_RECORD EXCERPTS_
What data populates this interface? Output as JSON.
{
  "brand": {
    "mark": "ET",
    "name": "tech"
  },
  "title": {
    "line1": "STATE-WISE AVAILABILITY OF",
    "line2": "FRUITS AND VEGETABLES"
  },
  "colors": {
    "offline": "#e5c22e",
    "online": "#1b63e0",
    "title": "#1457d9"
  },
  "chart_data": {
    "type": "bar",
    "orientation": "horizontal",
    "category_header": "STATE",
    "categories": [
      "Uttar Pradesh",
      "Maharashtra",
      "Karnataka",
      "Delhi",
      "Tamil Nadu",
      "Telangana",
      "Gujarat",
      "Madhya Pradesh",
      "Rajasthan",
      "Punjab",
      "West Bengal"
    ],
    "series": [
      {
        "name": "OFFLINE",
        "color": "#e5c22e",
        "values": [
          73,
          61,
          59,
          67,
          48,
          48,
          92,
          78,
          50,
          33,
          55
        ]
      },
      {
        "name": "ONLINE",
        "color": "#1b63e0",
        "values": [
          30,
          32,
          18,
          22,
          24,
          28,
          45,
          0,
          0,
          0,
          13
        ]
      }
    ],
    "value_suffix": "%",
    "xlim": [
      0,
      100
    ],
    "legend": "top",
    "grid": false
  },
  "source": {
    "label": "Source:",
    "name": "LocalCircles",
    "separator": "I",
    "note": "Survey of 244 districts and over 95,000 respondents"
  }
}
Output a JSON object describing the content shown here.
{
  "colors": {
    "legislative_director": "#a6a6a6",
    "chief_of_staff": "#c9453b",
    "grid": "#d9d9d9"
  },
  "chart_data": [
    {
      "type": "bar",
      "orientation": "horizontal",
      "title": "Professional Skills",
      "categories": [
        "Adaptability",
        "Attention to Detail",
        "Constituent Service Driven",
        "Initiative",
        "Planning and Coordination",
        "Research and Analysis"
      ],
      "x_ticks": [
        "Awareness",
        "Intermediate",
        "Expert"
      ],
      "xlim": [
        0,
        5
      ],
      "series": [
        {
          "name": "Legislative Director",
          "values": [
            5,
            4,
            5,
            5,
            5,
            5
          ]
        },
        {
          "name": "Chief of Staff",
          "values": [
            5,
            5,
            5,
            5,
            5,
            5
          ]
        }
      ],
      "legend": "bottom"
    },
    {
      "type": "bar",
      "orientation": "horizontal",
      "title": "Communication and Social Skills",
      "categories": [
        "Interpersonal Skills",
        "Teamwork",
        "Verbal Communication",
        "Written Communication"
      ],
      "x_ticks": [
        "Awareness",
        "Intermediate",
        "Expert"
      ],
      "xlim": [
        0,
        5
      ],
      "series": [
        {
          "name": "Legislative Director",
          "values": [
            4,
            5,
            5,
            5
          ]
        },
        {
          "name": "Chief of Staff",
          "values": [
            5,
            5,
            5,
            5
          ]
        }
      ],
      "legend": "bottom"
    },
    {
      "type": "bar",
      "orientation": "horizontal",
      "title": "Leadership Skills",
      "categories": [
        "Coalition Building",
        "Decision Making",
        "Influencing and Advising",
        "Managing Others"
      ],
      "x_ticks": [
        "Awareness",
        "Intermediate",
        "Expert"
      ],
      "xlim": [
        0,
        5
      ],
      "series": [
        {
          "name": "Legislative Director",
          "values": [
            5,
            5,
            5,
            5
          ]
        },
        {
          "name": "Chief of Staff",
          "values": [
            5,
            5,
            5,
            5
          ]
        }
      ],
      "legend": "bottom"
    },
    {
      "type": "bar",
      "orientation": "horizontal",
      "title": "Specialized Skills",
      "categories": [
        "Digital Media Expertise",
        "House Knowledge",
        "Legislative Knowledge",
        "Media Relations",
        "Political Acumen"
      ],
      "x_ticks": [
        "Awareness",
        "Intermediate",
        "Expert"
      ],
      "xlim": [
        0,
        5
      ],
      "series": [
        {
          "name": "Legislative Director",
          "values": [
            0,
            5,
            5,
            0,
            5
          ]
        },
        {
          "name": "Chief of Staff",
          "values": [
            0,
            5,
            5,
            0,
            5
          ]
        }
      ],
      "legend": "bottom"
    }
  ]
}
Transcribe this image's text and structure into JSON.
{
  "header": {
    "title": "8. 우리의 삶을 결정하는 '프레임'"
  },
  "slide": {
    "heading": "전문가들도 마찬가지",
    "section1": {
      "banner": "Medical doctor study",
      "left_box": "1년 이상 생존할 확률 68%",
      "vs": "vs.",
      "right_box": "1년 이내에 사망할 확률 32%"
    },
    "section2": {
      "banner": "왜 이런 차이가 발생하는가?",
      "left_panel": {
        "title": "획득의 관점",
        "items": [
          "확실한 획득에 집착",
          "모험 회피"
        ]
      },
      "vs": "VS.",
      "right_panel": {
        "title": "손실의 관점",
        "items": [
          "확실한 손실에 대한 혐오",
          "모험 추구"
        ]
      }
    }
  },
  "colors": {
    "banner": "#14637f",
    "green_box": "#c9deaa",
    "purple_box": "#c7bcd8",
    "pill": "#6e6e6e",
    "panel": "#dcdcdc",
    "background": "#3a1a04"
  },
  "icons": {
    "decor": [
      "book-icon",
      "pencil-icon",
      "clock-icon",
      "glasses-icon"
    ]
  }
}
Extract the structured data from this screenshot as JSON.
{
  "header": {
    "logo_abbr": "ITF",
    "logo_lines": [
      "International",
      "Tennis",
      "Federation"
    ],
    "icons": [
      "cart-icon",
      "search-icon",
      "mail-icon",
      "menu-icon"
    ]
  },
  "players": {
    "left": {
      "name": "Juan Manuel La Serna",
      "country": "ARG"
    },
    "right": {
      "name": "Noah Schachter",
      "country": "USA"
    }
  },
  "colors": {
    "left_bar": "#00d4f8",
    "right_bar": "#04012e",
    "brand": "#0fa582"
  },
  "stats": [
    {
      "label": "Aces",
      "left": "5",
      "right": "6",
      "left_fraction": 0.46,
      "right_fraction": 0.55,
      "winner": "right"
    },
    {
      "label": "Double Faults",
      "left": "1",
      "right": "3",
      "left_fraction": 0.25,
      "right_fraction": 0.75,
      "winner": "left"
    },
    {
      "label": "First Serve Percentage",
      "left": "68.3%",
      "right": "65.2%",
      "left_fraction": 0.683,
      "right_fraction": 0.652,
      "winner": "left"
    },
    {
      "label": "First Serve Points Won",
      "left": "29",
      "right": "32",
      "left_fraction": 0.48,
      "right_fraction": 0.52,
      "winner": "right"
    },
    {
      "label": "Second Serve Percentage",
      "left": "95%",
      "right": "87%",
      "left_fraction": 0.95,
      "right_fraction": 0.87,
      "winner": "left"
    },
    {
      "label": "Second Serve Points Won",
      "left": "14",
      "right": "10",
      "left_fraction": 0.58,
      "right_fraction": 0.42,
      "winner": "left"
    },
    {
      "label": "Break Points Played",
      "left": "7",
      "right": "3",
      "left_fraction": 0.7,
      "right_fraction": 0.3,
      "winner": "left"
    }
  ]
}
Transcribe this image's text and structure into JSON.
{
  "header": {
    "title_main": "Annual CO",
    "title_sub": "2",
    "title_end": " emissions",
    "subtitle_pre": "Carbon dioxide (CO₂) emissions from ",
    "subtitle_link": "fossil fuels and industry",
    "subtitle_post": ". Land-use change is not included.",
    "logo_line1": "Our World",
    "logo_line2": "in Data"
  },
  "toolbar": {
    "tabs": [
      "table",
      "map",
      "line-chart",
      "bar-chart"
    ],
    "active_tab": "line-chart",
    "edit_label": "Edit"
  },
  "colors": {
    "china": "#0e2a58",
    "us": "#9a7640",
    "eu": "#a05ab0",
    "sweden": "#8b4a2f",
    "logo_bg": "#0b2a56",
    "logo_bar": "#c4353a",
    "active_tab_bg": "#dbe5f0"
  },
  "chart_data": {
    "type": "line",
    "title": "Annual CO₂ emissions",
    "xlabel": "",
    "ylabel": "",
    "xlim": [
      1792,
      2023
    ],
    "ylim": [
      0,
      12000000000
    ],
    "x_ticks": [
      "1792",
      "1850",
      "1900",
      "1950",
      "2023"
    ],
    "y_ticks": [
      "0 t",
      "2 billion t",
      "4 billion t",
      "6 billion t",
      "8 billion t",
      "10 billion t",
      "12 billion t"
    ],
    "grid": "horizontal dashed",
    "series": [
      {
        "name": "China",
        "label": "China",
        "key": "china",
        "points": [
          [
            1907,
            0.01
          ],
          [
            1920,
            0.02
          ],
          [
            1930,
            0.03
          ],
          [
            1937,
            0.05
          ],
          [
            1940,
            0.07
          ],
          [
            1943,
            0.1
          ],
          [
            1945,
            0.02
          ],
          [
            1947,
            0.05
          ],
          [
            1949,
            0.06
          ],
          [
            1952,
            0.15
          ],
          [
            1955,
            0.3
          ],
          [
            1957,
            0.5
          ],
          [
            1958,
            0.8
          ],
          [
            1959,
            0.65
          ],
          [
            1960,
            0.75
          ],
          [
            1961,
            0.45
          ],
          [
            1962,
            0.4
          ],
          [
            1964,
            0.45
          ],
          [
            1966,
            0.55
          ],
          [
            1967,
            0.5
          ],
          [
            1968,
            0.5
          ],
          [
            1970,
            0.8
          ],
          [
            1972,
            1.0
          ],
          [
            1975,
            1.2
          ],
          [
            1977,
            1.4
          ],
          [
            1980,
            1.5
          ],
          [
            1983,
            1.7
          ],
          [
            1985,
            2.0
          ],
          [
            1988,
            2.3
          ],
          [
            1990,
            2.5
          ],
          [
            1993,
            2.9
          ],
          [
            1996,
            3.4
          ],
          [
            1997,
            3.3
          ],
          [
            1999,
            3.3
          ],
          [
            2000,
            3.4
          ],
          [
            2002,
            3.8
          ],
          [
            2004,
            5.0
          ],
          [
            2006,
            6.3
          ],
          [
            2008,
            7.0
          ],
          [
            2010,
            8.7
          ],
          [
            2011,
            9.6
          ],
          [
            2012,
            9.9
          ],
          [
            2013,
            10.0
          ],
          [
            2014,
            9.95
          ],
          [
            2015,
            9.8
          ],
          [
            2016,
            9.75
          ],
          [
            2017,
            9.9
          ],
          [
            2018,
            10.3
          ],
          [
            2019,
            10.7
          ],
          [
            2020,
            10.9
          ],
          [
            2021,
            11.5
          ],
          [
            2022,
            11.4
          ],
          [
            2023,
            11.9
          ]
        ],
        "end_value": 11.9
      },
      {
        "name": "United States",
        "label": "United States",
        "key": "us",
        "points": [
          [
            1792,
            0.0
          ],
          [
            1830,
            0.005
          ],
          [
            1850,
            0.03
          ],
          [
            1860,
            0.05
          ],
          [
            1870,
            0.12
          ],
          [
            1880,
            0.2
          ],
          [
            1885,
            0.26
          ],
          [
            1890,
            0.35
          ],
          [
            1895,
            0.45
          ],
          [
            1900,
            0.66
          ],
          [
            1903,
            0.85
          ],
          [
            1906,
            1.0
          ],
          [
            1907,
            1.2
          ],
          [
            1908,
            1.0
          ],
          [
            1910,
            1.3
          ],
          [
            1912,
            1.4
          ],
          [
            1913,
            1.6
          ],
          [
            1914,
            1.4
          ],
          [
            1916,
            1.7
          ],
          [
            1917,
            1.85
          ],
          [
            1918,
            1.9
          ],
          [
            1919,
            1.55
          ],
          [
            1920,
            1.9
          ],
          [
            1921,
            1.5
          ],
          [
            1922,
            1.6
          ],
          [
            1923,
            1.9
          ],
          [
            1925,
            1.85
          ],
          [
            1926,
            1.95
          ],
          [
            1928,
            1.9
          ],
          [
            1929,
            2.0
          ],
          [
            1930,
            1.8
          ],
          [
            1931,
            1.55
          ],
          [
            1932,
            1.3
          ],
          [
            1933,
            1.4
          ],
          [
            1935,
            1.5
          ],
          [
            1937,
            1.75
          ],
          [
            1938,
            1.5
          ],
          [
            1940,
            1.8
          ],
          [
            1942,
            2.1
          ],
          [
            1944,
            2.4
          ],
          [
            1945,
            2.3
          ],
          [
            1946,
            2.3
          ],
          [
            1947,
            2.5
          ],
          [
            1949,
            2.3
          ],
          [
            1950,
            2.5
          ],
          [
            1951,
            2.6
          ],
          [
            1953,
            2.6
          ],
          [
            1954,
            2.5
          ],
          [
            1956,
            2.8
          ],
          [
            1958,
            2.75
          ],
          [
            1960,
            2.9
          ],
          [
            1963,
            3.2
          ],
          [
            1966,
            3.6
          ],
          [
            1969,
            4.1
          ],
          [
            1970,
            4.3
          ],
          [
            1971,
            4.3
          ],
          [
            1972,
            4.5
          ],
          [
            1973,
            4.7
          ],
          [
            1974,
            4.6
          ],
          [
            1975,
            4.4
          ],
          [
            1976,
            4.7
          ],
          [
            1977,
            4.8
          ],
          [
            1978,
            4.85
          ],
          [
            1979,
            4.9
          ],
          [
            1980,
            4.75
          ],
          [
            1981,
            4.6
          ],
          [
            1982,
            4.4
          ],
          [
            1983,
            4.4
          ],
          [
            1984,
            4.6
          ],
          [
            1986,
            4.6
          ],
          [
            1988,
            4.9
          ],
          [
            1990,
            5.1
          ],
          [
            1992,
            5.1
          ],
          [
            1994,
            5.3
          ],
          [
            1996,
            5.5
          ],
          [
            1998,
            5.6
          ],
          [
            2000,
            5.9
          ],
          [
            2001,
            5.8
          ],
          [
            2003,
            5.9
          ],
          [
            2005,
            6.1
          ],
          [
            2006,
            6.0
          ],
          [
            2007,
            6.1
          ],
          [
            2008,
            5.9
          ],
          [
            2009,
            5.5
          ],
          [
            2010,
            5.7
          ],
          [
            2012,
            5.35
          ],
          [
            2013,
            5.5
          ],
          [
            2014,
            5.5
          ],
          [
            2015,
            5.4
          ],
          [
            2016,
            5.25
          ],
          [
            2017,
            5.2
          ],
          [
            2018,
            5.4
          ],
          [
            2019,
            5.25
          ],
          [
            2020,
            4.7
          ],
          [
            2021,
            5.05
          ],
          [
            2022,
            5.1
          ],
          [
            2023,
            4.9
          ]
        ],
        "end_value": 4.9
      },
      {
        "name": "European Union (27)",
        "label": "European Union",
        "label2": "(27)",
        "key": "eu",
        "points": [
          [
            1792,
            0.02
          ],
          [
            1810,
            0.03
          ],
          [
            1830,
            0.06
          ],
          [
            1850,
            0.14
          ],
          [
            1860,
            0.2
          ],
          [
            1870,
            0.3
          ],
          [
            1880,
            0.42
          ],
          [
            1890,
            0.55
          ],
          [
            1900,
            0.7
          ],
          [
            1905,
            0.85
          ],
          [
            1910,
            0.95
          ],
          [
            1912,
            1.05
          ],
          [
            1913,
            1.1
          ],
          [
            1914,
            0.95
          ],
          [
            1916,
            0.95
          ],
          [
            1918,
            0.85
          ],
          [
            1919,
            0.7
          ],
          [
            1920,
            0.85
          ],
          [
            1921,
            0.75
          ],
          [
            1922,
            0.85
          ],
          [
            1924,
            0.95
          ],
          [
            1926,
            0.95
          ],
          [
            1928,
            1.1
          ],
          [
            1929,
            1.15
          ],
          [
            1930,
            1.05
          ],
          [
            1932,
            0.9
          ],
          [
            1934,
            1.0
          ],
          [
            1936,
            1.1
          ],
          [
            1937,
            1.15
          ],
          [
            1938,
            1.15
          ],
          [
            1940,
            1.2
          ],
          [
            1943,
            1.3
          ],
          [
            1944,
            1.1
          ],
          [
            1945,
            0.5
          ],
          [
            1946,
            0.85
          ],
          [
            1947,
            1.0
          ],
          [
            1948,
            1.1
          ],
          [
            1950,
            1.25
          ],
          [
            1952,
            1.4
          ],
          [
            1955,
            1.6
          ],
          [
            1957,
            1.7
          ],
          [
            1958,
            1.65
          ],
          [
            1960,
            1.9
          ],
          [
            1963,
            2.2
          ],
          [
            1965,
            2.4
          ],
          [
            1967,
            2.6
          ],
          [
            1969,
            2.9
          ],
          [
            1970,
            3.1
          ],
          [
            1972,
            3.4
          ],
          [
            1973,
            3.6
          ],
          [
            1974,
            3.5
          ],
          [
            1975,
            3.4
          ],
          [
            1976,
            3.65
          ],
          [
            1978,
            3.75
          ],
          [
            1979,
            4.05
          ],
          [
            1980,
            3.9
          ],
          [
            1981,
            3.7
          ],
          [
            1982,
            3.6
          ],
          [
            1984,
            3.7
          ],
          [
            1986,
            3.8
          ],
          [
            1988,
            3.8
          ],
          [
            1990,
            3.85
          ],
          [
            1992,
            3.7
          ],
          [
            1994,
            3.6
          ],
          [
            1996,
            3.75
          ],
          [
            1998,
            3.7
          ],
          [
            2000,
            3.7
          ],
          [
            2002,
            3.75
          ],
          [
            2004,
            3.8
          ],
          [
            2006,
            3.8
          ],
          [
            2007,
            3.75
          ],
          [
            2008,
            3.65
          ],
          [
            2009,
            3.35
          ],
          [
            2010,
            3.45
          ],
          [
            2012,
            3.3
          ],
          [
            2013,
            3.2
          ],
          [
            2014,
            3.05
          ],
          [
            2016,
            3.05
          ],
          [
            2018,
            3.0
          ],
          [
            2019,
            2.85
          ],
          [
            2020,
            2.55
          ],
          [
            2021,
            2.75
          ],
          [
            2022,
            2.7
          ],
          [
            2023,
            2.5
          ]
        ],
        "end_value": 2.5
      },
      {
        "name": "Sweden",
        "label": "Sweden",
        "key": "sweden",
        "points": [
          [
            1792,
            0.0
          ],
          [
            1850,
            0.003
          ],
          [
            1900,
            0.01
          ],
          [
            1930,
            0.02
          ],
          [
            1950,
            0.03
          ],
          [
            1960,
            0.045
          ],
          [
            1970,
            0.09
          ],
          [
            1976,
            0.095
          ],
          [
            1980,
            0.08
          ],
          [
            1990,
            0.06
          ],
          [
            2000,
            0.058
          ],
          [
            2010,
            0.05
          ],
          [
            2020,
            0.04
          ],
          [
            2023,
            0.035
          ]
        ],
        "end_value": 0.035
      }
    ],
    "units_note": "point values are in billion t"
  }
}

_WORK INSTRUCTIONS_
Copy every line of the listing that contains the word "States".

_REPLY TO THE TASK_
        "name": "United States",
        "label": "United States",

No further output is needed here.